Exercise details — The records that follow are to be transcribed in full, without their images.

++++ Data excerpts ++++

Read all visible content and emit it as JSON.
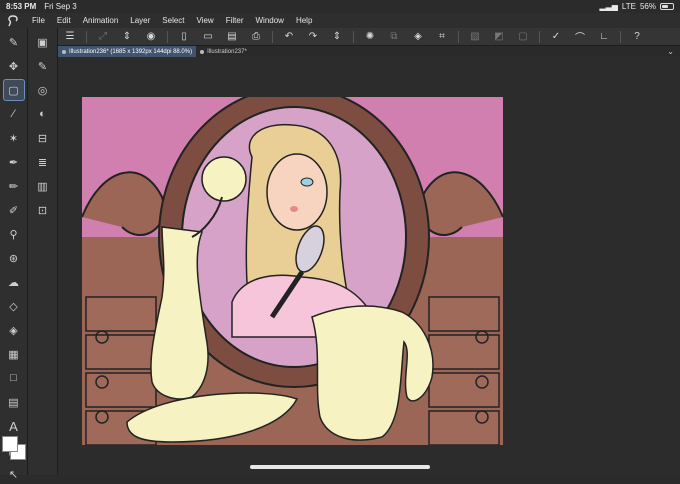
{
  "status_bar": {
    "time": "8:53 PM",
    "date": "Fri Sep 3",
    "network": "LTE",
    "battery": "56%",
    "battery_level": 0.56
  },
  "menu": {
    "items": [
      "File",
      "Edit",
      "Animation",
      "Layer",
      "Select",
      "View",
      "Filter",
      "Window",
      "Help"
    ]
  },
  "tabs": [
    {
      "label": "Illustration236* (1685 x 1392px 144dpi 88.0%)",
      "active": true
    },
    {
      "label": "Illustration237*",
      "active": false
    }
  ],
  "colors": {
    "accent": "#6d8fc0",
    "tab_active": "#41546e",
    "bg_pink": "#d17fae",
    "wood": "#9b6656",
    "mirror": "#d6a2c8",
    "cream": "#f6f2c2"
  },
  "icons": {
    "left_tools": [
      "pen-settings-icon",
      "move-icon",
      "marquee-icon",
      "eyedropper-icon",
      "magic-wand-icon",
      "pen-icon",
      "pencil-icon",
      "brush-icon",
      "airbrush-icon",
      "decoration-icon",
      "blend-icon",
      "eraser-icon",
      "fill-icon",
      "gradient-icon",
      "frame-icon",
      "balloon-icon",
      "text-icon",
      "ruler-icon",
      "object-icon"
    ],
    "sub_tools": [
      "layer-icon",
      "brush-size-icon",
      "color-wheel-icon",
      "layer-props-icon",
      "navigator-icon",
      "layers-stack-icon",
      "material-icon",
      "more-icon"
    ]
  }
}
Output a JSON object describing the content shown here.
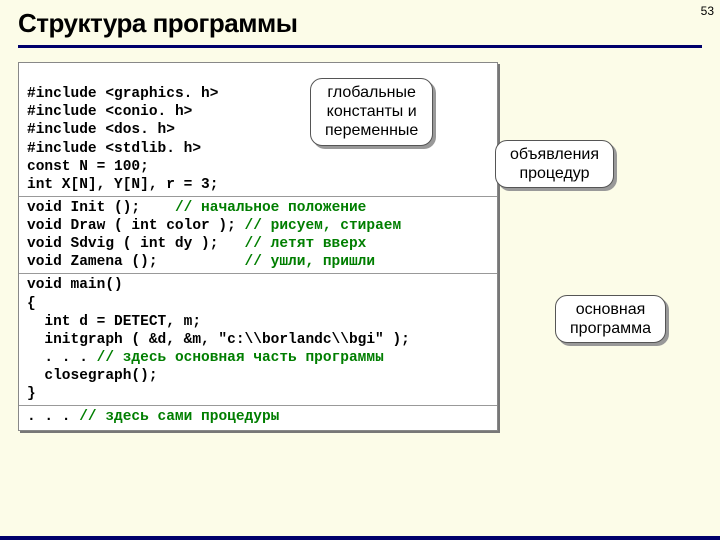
{
  "page_number": "53",
  "title": "Структура программы",
  "code": {
    "l1a": "#include ",
    "l1b": "<graphics. h>",
    "l2a": "#include ",
    "l2b": "<conio. h>",
    "l3a": "#include ",
    "l3b": "<dos. h>",
    "l4a": "#include ",
    "l4b": "<stdlib. h>",
    "l5": "const N = 100;",
    "l6": "int X[N], Y[N], r = 3;",
    "l7a": "void Init ();    ",
    "l7b": "// начальное положение",
    "l8a": "void Draw ( int color ); ",
    "l8b": "// рисуем, стираем",
    "l9a": "void Sdvig ( int dy );   ",
    "l9b": "// летят вверх",
    "l10a": "void Zamena ();          ",
    "l10b": "// ушли, пришли",
    "l11": "void main()",
    "l12": "{",
    "l13": "  int d = DETECT, m;",
    "l14": "  initgraph ( &d, &m, \"c:\\\\borlandc\\\\bgi\" );",
    "l15a": "  . . . ",
    "l15b": "// здесь основная часть программы",
    "l16": "  closegraph();",
    "l17": "}",
    "l18a": ". . . ",
    "l18b": "// здесь сами процедуры"
  },
  "callouts": {
    "c1_line1": "глобальные",
    "c1_line2": "константы и",
    "c1_line3": "переменные",
    "c2_line1": "объявления",
    "c2_line2": "процедур",
    "c3_line1": "основная",
    "c3_line2": "программа"
  }
}
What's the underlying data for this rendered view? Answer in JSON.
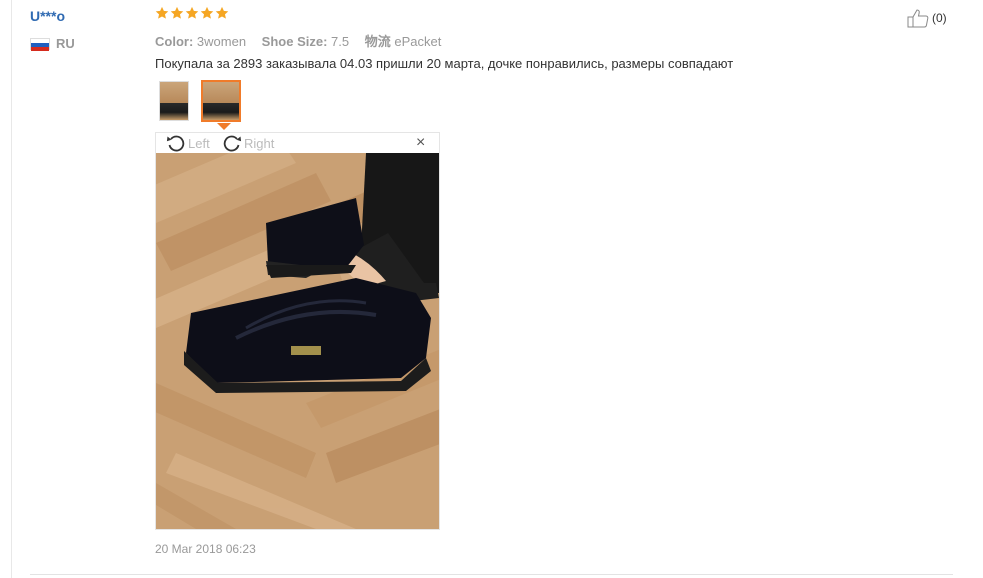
{
  "review": {
    "user_name": "U***o",
    "country_code": "RU",
    "rating": 5,
    "attributes": [
      {
        "label": "Color:",
        "value": "3women"
      },
      {
        "label": "Shoe Size:",
        "value": "7.5"
      },
      {
        "label": "物流",
        "value": "ePacket"
      }
    ],
    "text": "Покупала за 2893 заказывала 04.03 пришли 20 марта, дочке понравились, размеры совпадают",
    "date": "20 Mar 2018 06:23",
    "helpful_count": "(0)"
  },
  "viewer": {
    "rotate_left_label": "Left",
    "rotate_right_label": "Right",
    "close_glyph": "×"
  },
  "icons": {
    "star": "star-icon",
    "thumbs_up": "thumbs-up-icon",
    "rotate_left": "rotate-left-icon",
    "rotate_right": "rotate-right-icon",
    "close": "close-icon"
  },
  "colors": {
    "username": "#2f6ab2",
    "star": "#f5a623",
    "active_thumb_border": "#f07b2a",
    "muted_text": "#999999"
  }
}
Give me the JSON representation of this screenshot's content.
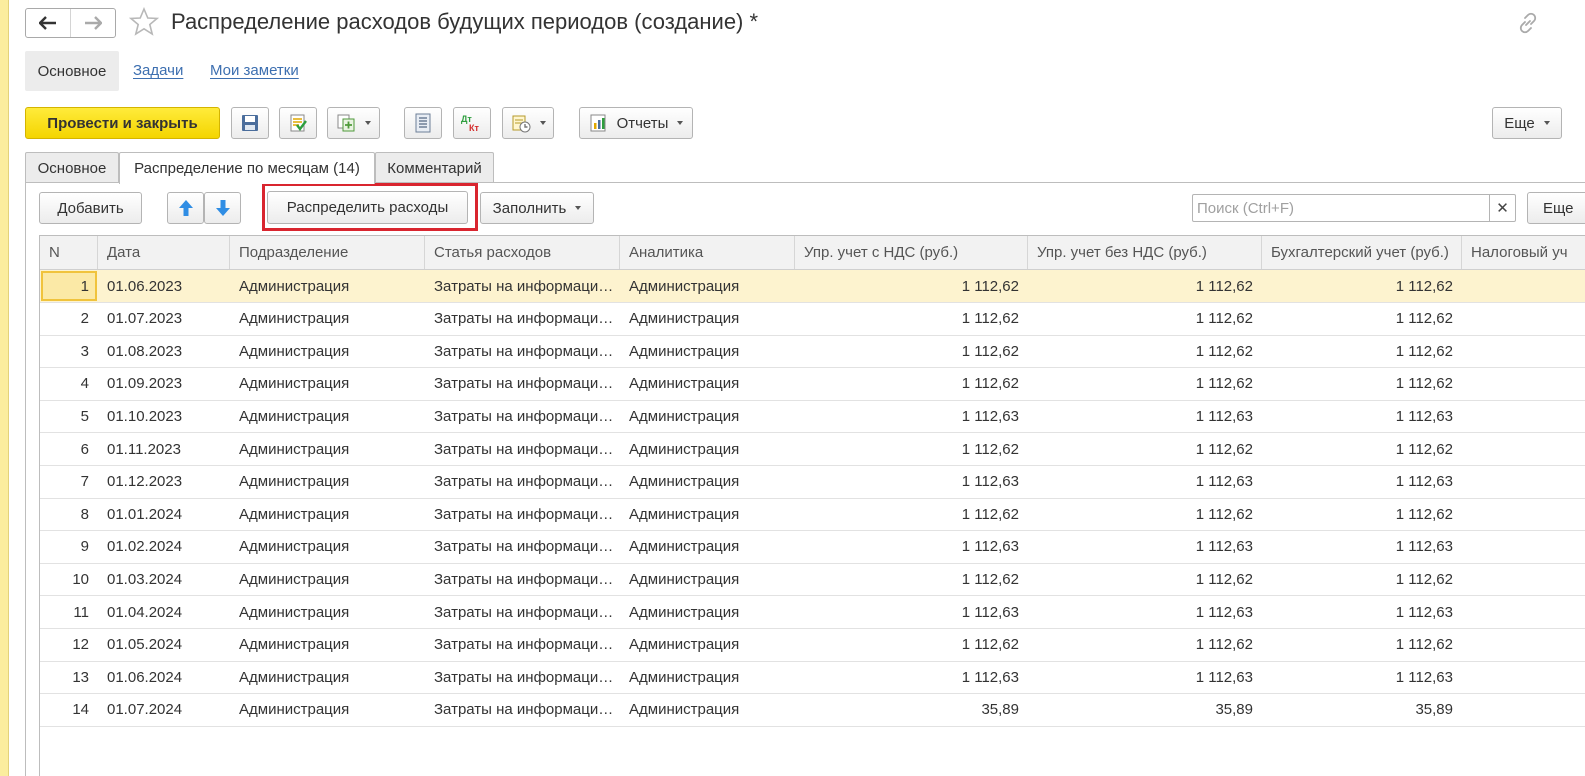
{
  "window": {
    "title": "Распределение расходов будущих периодов (создание) *"
  },
  "section_nav": {
    "items": [
      {
        "label": "Основное",
        "active": true
      },
      {
        "label": "Задачи",
        "active": false
      },
      {
        "label": "Мои заметки",
        "active": false
      }
    ]
  },
  "toolbar": {
    "post_close_label": "Провести и закрыть",
    "reports_label": "Отчеты",
    "more_label": "Еще"
  },
  "tabs": [
    {
      "label": "Основное",
      "active": false
    },
    {
      "label": "Распределение по месяцам (14)",
      "active": true
    },
    {
      "label": "Комментарий",
      "active": false
    }
  ],
  "table_toolbar": {
    "add_label": "Добавить",
    "distribute_label": "Распределить расходы",
    "fill_label": "Заполнить",
    "search_placeholder": "Поиск (Ctrl+F)",
    "more_label": "Еще"
  },
  "table": {
    "columns": [
      "N",
      "Дата",
      "Подразделение",
      "Статья расходов",
      "Аналитика",
      "Упр. учет с НДС (руб.)",
      "Упр. учет без НДС (руб.)",
      "Бухгалтерский учет (руб.)",
      "Налоговый уч"
    ],
    "rows": [
      [
        "1",
        "01.06.2023",
        "Администрация",
        "Затраты на информационные услуги",
        "Администрация",
        "1 112,62",
        "1 112,62",
        "1 112,62"
      ],
      [
        "2",
        "01.07.2023",
        "Администрация",
        "Затраты на информационные услуги",
        "Администрация",
        "1 112,62",
        "1 112,62",
        "1 112,62"
      ],
      [
        "3",
        "01.08.2023",
        "Администрация",
        "Затраты на информационные услуги",
        "Администрация",
        "1 112,62",
        "1 112,62",
        "1 112,62"
      ],
      [
        "4",
        "01.09.2023",
        "Администрация",
        "Затраты на информационные услуги",
        "Администрация",
        "1 112,62",
        "1 112,62",
        "1 112,62"
      ],
      [
        "5",
        "01.10.2023",
        "Администрация",
        "Затраты на информационные услуги",
        "Администрация",
        "1 112,63",
        "1 112,63",
        "1 112,63"
      ],
      [
        "6",
        "01.11.2023",
        "Администрация",
        "Затраты на информационные услуги",
        "Администрация",
        "1 112,62",
        "1 112,62",
        "1 112,62"
      ],
      [
        "7",
        "01.12.2023",
        "Администрация",
        "Затраты на информационные услуги",
        "Администрация",
        "1 112,63",
        "1 112,63",
        "1 112,63"
      ],
      [
        "8",
        "01.01.2024",
        "Администрация",
        "Затраты на информационные услуги",
        "Администрация",
        "1 112,62",
        "1 112,62",
        "1 112,62"
      ],
      [
        "9",
        "01.02.2024",
        "Администрация",
        "Затраты на информационные услуги",
        "Администрация",
        "1 112,63",
        "1 112,63",
        "1 112,63"
      ],
      [
        "10",
        "01.03.2024",
        "Администрация",
        "Затраты на информационные услуги",
        "Администрация",
        "1 112,62",
        "1 112,62",
        "1 112,62"
      ],
      [
        "11",
        "01.04.2024",
        "Администрация",
        "Затраты на информационные услуги",
        "Администрация",
        "1 112,63",
        "1 112,63",
        "1 112,63"
      ],
      [
        "12",
        "01.05.2024",
        "Администрация",
        "Затраты на информационные услуги",
        "Администрация",
        "1 112,62",
        "1 112,62",
        "1 112,62"
      ],
      [
        "13",
        "01.06.2024",
        "Администрация",
        "Затраты на информационные услуги",
        "Администрация",
        "1 112,63",
        "1 112,63",
        "1 112,63"
      ],
      [
        "14",
        "01.07.2024",
        "Администрация",
        "Затраты на информационные услуги",
        "Администрация",
        "35,89",
        "35,89",
        "35,89"
      ]
    ],
    "selected_row": 0
  },
  "colors": {
    "accent_yellow": "#f4d500",
    "highlight_red": "#d9252f",
    "link_blue": "#3d6fb0",
    "selected_row": "#fdf3cf"
  }
}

++++

Task response —
Read all visible content and emit it as JSON.
{
  "status_bar": {
    "time": "8:53 PM",
    "date": "Fri Sep 3",
    "network": "LTE",
    "battery": "56%",
    "battery_level": 0.56
  },
  "menu": {
    "items": [
      "File",
      "Edit",
      "Animation",
      "Layer",
      "Select",
      "View",
      "Filter",
      "Window",
      "Help"
    ]
  },
  "tabs": [
    {
      "label": "Illustration236* (1685 x 1392px 144dpi 88.0%)",
      "active": true
    },
    {
      "label": "Illustration237*",
      "active": false
    }
  ],
  "colors": {
    "accent": "#6d8fc0",
    "tab_active": "#41546e",
    "bg_pink": "#d17fae",
    "wood": "#9b6656",
    "mirror": "#d6a2c8",
    "cream": "#f6f2c2"
  },
  "icons": {
    "left_tools": [
      "pen-settings-icon",
      "move-icon",
      "marquee-icon",
      "eyedropper-icon",
      "magic-wand-icon",
      "pen-icon",
      "pencil-icon",
      "brush-icon",
      "airbrush-icon",
      "decoration-icon",
      "blend-icon",
      "eraser-icon",
      "fill-icon",
      "gradient-icon",
      "frame-icon",
      "balloon-icon",
      "text-icon",
      "ruler-icon",
      "object-icon"
    ],
    "sub_tools": [
      "layer-icon",
      "brush-size-icon",
      "color-wheel-icon",
      "layer-props-icon",
      "navigator-icon",
      "layers-stack-icon",
      "material-icon",
      "more-icon"
    ]
  }
}
Output a JSON object describing the content shown here.
{
  "page_number": "53",
  "title": "Структура программы",
  "code": {
    "l1a": "#include ",
    "l1b": "<graphics. h>",
    "l2a": "#include ",
    "l2b": "<conio. h>",
    "l3a": "#include ",
    "l3b": "<dos. h>",
    "l4a": "#include ",
    "l4b": "<stdlib. h>",
    "l5": "const N = 100;",
    "l6": "int X[N], Y[N], r = 3;",
    "l7a": "void Init ();    ",
    "l7b": "// начальное положение",
    "l8a": "void Draw ( int color ); ",
    "l8b": "// рисуем, стираем",
    "l9a": "void Sdvig ( int dy );   ",
    "l9b": "// летят вверх",
    "l10a": "void Zamena ();          ",
    "l10b": "// ушли, пришли",
    "l11": "void main()",
    "l12": "{",
    "l13": "  int d = DETECT, m;",
    "l14": "  initgraph ( &d, &m, \"c:\\\\borlandc\\\\bgi\" );",
    "l15a": "  . . . ",
    "l15b": "// здесь основная часть программы",
    "l16": "  closegraph();",
    "l17": "}",
    "l18a": ". . . ",
    "l18b": "// здесь сами процедуры"
  },
  "callouts": {
    "c1_line1": "глобальные",
    "c1_line2": "константы и",
    "c1_line3": "переменные",
    "c2_line1": "объявления",
    "c2_line2": "процедур",
    "c3_line1": "основная",
    "c3_line2": "программа"
  }
}
What's the underlying data for this rendered view? Answer in JSON.
{
  "review": {
    "user_name": "U***o",
    "country_code": "RU",
    "rating": 5,
    "attributes": [
      {
        "label": "Color:",
        "value": "3women"
      },
      {
        "label": "Shoe Size:",
        "value": "7.5"
      },
      {
        "label": "物流",
        "value": "ePacket"
      }
    ],
    "text": "Покупала за 2893 заказывала 04.03 пришли 20 марта, дочке понравились, размеры совпадают",
    "date": "20 Mar 2018 06:23",
    "helpful_count": "(0)"
  },
  "viewer": {
    "rotate_left_label": "Left",
    "rotate_right_label": "Right",
    "close_glyph": "×"
  },
  "icons": {
    "star": "star-icon",
    "thumbs_up": "thumbs-up-icon",
    "rotate_left": "rotate-left-icon",
    "rotate_right": "rotate-right-icon",
    "close": "close-icon"
  },
  "colors": {
    "username": "#2f6ab2",
    "star": "#f5a623",
    "active_thumb_border": "#f07b2a",
    "muted_text": "#999999"
  }
}
Give me the JSON representation of this screenshot's content.
{
  "window": {
    "title": "Распределение расходов будущих периодов (создание) *"
  },
  "section_nav": {
    "items": [
      {
        "label": "Основное",
        "active": true
      },
      {
        "label": "Задачи",
        "active": false
      },
      {
        "label": "Мои заметки",
        "active": false
      }
    ]
  },
  "toolbar": {
    "post_close_label": "Провести и закрыть",
    "reports_label": "Отчеты",
    "more_label": "Еще"
  },
  "tabs": [
    {
      "label": "Основное",
      "active": false
    },
    {
      "label": "Распределение по месяцам (14)",
      "active": true
    },
    {
      "label": "Комментарий",
      "active": false
    }
  ],
  "table_toolbar": {
    "add_label": "Добавить",
    "distribute_label": "Распределить расходы",
    "fill_label": "Заполнить",
    "search_placeholder": "Поиск (Ctrl+F)",
    "more_label": "Еще"
  },
  "table": {
    "columns": [
      "N",
      "Дата",
      "Подразделение",
      "Статья расходов",
      "Аналитика",
      "Упр. учет с НДС (руб.)",
      "Упр. учет без НДС (руб.)",
      "Бухгалтерский учет (руб.)",
      "Налоговый уч"
    ],
    "rows": [
      [
        "1",
        "01.06.2023",
        "Администрация",
        "Затраты на информационные услуги",
        "Администрация",
        "1 112,62",
        "1 112,62",
        "1 112,62"
      ],
      [
        "2",
        "01.07.2023",
        "Администрация",
        "Затраты на информационные услуги",
        "Администрация",
        "1 112,62",
        "1 112,62",
        "1 112,62"
      ],
      [
        "3",
        "01.08.2023",
        "Администрация",
        "Затраты на информационные услуги",
        "Администрация",
        "1 112,62",
        "1 112,62",
        "1 112,62"
      ],
      [
        "4",
        "01.09.2023",
        "Администрация",
        "Затраты на информационные услуги",
        "Администрация",
        "1 112,62",
        "1 112,62",
        "1 112,62"
      ],
      [
        "5",
        "01.10.2023",
        "Администрация",
        "Затраты на информационные услуги",
        "Администрация",
        "1 112,63",
        "1 112,63",
        "1 112,63"
      ],
      [
        "6",
        "01.11.2023",
        "Администрация",
        "Затраты на информационные услуги",
        "Администрация",
        "1 112,62",
        "1 112,62",
        "1 112,62"
      ],
      [
        "7",
        "01.12.2023",
        "Администрация",
        "Затраты на информационные услуги",
        "Администрация",
        "1 112,63",
        "1 112,63",
        "1 112,63"
      ],
      [
        "8",
        "01.01.2024",
        "Администрация",
        "Затраты на информационные услуги",
        "Администрация",
        "1 112,62",
        "1 112,62",
        "1 112,62"
      ],
      [
        "9",
        "01.02.2024",
        "Администрация",
        "Затраты на информационные услуги",
        "Администрация",
        "1 112,63",
        "1 112,63",
        "1 112,63"
      ],
      [
        "10",
        "01.03.2024",
        "Администрация",
        "Затраты на информационные услуги",
        "Администрация",
        "1 112,62",
        "1 112,62",
        "1 112,62"
      ],
      [
        "11",
        "01.04.2024",
        "Администрация",
        "Затраты на информационные услуги",
        "Администрация",
        "1 112,63",
        "1 112,63",
        "1 112,63"
      ],
      [
        "12",
        "01.05.2024",
        "Администрация",
        "Затраты на информационные услуги",
        "Администрация",
        "1 112,62",
        "1 112,62",
        "1 112,62"
      ],
      [
        "13",
        "01.06.2024",
        "Администрация",
        "Затраты на информационные услуги",
        "Администрация",
        "1 112,63",
        "1 112,63",
        "1 112,63"
      ],
      [
        "14",
        "01.07.2024",
        "Администрация",
        "Затраты на информационные услуги",
        "Администрация",
        "35,89",
        "35,89",
        "35,89"
      ]
    ],
    "selected_row": 0
  },
  "colors": {
    "accent_yellow": "#f4d500",
    "highlight_red": "#d9252f",
    "link_blue": "#3d6fb0",
    "selected_row": "#fdf3cf"
  }
}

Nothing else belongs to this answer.